WHAT THIS TASK INVOLVES »
Write out each entry again. Keep every word exactly as it is.

··· TASK DATA ···

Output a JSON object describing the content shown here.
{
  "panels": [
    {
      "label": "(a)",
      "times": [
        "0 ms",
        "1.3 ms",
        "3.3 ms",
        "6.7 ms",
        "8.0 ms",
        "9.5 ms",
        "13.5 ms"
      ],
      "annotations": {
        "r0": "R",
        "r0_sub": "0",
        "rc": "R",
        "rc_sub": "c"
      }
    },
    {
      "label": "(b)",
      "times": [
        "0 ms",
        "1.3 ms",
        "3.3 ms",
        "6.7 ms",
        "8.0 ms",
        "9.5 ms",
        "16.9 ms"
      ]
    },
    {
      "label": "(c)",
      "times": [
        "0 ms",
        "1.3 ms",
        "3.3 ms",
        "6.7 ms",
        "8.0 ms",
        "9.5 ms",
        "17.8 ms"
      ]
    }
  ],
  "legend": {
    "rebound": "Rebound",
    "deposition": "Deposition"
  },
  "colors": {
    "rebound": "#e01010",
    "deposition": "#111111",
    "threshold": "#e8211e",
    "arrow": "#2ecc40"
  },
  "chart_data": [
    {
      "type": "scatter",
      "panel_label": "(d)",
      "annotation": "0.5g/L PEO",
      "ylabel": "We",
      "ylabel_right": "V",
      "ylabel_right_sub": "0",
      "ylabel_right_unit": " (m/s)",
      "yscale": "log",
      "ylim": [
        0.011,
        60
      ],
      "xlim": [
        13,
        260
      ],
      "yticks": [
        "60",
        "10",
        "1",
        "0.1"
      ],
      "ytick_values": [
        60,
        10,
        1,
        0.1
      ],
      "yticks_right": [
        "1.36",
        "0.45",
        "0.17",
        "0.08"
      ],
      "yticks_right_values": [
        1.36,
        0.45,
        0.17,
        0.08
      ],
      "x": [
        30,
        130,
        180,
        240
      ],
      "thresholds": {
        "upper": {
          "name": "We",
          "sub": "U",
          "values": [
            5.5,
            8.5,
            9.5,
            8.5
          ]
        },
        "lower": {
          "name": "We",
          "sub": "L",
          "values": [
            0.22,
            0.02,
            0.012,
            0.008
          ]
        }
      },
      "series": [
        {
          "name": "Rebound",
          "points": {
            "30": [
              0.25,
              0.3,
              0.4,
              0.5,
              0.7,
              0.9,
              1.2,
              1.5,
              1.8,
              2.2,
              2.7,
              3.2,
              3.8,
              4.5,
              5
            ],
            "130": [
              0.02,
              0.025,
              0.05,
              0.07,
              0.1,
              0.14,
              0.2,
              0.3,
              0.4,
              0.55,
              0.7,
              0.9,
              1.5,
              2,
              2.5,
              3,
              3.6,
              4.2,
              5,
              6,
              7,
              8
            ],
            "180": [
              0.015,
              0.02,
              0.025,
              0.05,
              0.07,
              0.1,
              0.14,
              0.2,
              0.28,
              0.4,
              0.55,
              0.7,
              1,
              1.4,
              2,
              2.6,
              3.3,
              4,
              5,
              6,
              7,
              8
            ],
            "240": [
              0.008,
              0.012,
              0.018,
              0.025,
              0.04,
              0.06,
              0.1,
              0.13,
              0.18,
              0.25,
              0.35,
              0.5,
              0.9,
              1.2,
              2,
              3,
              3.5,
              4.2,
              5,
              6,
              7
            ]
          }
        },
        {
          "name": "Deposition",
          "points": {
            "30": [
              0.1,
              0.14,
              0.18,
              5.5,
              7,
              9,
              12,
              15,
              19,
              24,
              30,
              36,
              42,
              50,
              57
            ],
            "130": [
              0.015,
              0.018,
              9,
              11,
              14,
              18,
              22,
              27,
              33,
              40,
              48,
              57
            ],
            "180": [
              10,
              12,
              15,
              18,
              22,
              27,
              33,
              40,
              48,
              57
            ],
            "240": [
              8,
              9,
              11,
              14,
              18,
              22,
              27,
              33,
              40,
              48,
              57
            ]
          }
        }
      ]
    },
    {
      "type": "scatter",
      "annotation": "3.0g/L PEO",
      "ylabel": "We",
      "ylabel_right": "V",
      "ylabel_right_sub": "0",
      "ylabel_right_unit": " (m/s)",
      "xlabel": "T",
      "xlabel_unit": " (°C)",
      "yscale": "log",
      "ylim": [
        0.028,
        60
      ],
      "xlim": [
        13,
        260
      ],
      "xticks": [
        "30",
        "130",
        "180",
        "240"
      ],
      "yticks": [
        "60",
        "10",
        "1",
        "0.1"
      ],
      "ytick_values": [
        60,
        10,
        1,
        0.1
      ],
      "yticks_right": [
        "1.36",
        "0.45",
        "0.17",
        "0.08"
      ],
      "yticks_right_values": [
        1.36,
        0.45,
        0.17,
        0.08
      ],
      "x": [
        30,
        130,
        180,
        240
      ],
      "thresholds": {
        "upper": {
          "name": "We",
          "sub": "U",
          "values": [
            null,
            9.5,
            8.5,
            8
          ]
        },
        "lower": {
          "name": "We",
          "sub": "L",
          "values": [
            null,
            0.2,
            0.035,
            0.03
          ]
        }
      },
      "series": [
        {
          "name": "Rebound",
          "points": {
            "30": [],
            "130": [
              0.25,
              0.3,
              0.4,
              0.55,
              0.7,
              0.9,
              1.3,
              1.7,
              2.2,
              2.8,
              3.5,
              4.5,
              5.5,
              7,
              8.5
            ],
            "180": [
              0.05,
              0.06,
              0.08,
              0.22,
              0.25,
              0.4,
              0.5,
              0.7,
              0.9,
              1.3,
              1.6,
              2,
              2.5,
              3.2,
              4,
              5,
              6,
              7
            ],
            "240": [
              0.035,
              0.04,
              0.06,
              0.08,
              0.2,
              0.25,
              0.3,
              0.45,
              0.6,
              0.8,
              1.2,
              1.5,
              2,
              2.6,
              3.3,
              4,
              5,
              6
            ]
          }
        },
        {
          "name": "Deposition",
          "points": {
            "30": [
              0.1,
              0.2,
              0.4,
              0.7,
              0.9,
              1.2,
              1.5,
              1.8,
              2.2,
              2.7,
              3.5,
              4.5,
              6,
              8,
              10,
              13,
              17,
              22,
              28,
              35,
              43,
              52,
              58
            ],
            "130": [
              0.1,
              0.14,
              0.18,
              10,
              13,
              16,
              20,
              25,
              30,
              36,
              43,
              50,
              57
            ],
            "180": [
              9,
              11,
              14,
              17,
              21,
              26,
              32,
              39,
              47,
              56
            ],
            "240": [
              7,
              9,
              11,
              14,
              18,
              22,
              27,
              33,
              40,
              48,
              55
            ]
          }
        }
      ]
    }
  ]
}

···

WORKED SOLUTION »
Output a JSON object describing the content shown here.
{
  "panels": [
    {
      "label": "(a)",
      "times": [
        "0 ms",
        "1.3 ms",
        "3.3 ms",
        "6.7 ms",
        "8.0 ms",
        "9.5 ms",
        "13.5 ms"
      ],
      "annotations": {
        "r0": "R",
        "r0_sub": "0",
        "rc": "R",
        "rc_sub": "c"
      }
    },
    {
      "label": "(b)",
      "times": [
        "0 ms",
        "1.3 ms",
        "3.3 ms",
        "6.7 ms",
        "8.0 ms",
        "9.5 ms",
        "16.9 ms"
      ]
    },
    {
      "label": "(c)",
      "times": [
        "0 ms",
        "1.3 ms",
        "3.3 ms",
        "6.7 ms",
        "8.0 ms",
        "9.5 ms",
        "17.8 ms"
      ]
    }
  ],
  "legend": {
    "rebound": "Rebound",
    "deposition": "Deposition"
  },
  "colors": {
    "rebound": "#e01010",
    "deposition": "#111111",
    "threshold": "#e8211e",
    "arrow": "#2ecc40"
  },
  "chart_data": [
    {
      "type": "scatter",
      "panel_label": "(d)",
      "annotation": "0.5g/L PEO",
      "ylabel": "We",
      "ylabel_right": "V",
      "ylabel_right_sub": "0",
      "ylabel_right_unit": " (m/s)",
      "yscale": "log",
      "ylim": [
        0.011,
        60
      ],
      "xlim": [
        13,
        260
      ],
      "yticks": [
        "60",
        "10",
        "1",
        "0.1"
      ],
      "ytick_values": [
        60,
        10,
        1,
        0.1
      ],
      "yticks_right": [
        "1.36",
        "0.45",
        "0.17",
        "0.08"
      ],
      "yticks_right_values": [
        1.36,
        0.45,
        0.17,
        0.08
      ],
      "x": [
        30,
        130,
        180,
        240
      ],
      "thresholds": {
        "upper": {
          "name": "We",
          "sub": "U",
          "values": [
            5.5,
            8.5,
            9.5,
            8.5
          ]
        },
        "lower": {
          "name": "We",
          "sub": "L",
          "values": [
            0.22,
            0.02,
            0.012,
            0.008
          ]
        }
      },
      "series": [
        {
          "name": "Rebound",
          "points": {
            "30": [
              0.25,
              0.3,
              0.4,
              0.5,
              0.7,
              0.9,
              1.2,
              1.5,
              1.8,
              2.2,
              2.7,
              3.2,
              3.8,
              4.5,
              5
            ],
            "130": [
              0.02,
              0.025,
              0.05,
              0.07,
              0.1,
              0.14,
              0.2,
              0.3,
              0.4,
              0.55,
              0.7,
              0.9,
              1.5,
              2,
              2.5,
              3,
              3.6,
              4.2,
              5,
              6,
              7,
              8
            ],
            "180": [
              0.015,
              0.02,
              0.025,
              0.05,
              0.07,
              0.1,
              0.14,
              0.2,
              0.28,
              0.4,
              0.55,
              0.7,
              1,
              1.4,
              2,
              2.6,
              3.3,
              4,
              5,
              6,
              7,
              8
            ],
            "240": [
              0.008,
              0.012,
              0.018,
              0.025,
              0.04,
              0.06,
              0.1,
              0.13,
              0.18,
              0.25,
              0.35,
              0.5,
              0.9,
              1.2,
              2,
              3,
              3.5,
              4.2,
              5,
              6,
              7
            ]
          }
        },
        {
          "name": "Deposition",
          "points": {
            "30": [
              0.1,
              0.14,
              0.18,
              5.5,
              7,
              9,
              12,
              15,
              19,
              24,
              30,
              36,
              42,
              50,
              57
            ],
            "130": [
              0.015,
              0.018,
              9,
              11,
              14,
              18,
              22,
              27,
              33,
              40,
              48,
              57
            ],
            "180": [
              10,
              12,
              15,
              18,
              22,
              27,
              33,
              40,
              48,
              57
            ],
            "240": [
              8,
              9,
              11,
              14,
              18,
              22,
              27,
              33,
              40,
              48,
              57
            ]
          }
        }
      ]
    },
    {
      "type": "scatter",
      "annotation": "3.0g/L PEO",
      "ylabel": "We",
      "ylabel_right": "V",
      "ylabel_right_sub": "0",
      "ylabel_right_unit": " (m/s)",
      "xlabel": "T",
      "xlabel_unit": " (°C)",
      "yscale": "log",
      "ylim": [
        0.028,
        60
      ],
      "xlim": [
        13,
        260
      ],
      "xticks": [
        "30",
        "130",
        "180",
        "240"
      ],
      "yticks": [
        "60",
        "10",
        "1",
        "0.1"
      ],
      "ytick_values": [
        60,
        10,
        1,
        0.1
      ],
      "yticks_right": [
        "1.36",
        "0.45",
        "0.17",
        "0.08"
      ],
      "yticks_right_values": [
        1.36,
        0.45,
        0.17,
        0.08
      ],
      "x": [
        30,
        130,
        180,
        240
      ],
      "thresholds": {
        "upper": {
          "name": "We",
          "sub": "U",
          "values": [
            null,
            9.5,
            8.5,
            8
          ]
        },
        "lower": {
          "name": "We",
          "sub": "L",
          "values": [
            null,
            0.2,
            0.035,
            0.03
          ]
        }
      },
      "series": [
        {
          "name": "Rebound",
          "points": {
            "30": [],
            "130": [
              0.25,
              0.3,
              0.4,
              0.55,
              0.7,
              0.9,
              1.3,
              1.7,
              2.2,
              2.8,
              3.5,
              4.5,
              5.5,
              7,
              8.5
            ],
            "180": [
              0.05,
              0.06,
              0.08,
              0.22,
              0.25,
              0.4,
              0.5,
              0.7,
              0.9,
              1.3,
              1.6,
              2,
              2.5,
              3.2,
              4,
              5,
              6,
              7
            ],
            "240": [
              0.035,
              0.04,
              0.06,
              0.08,
              0.2,
              0.25,
              0.3,
              0.45,
              0.6,
              0.8,
              1.2,
              1.5,
              2,
              2.6,
              3.3,
              4,
              5,
              6
            ]
          }
        },
        {
          "name": "Deposition",
          "points": {
            "30": [
              0.1,
              0.2,
              0.4,
              0.7,
              0.9,
              1.2,
              1.5,
              1.8,
              2.2,
              2.7,
              3.5,
              4.5,
              6,
              8,
              10,
              13,
              17,
              22,
              28,
              35,
              43,
              52,
              58
            ],
            "130": [
              0.1,
              0.14,
              0.18,
              10,
              13,
              16,
              20,
              25,
              30,
              36,
              43,
              50,
              57
            ],
            "180": [
              9,
              11,
              14,
              17,
              21,
              26,
              32,
              39,
              47,
              56
            ],
            "240": [
              7,
              9,
              11,
              14,
              18,
              22,
              27,
              33,
              40,
              48,
              55
            ]
          }
        }
      ]
    }
  ]
}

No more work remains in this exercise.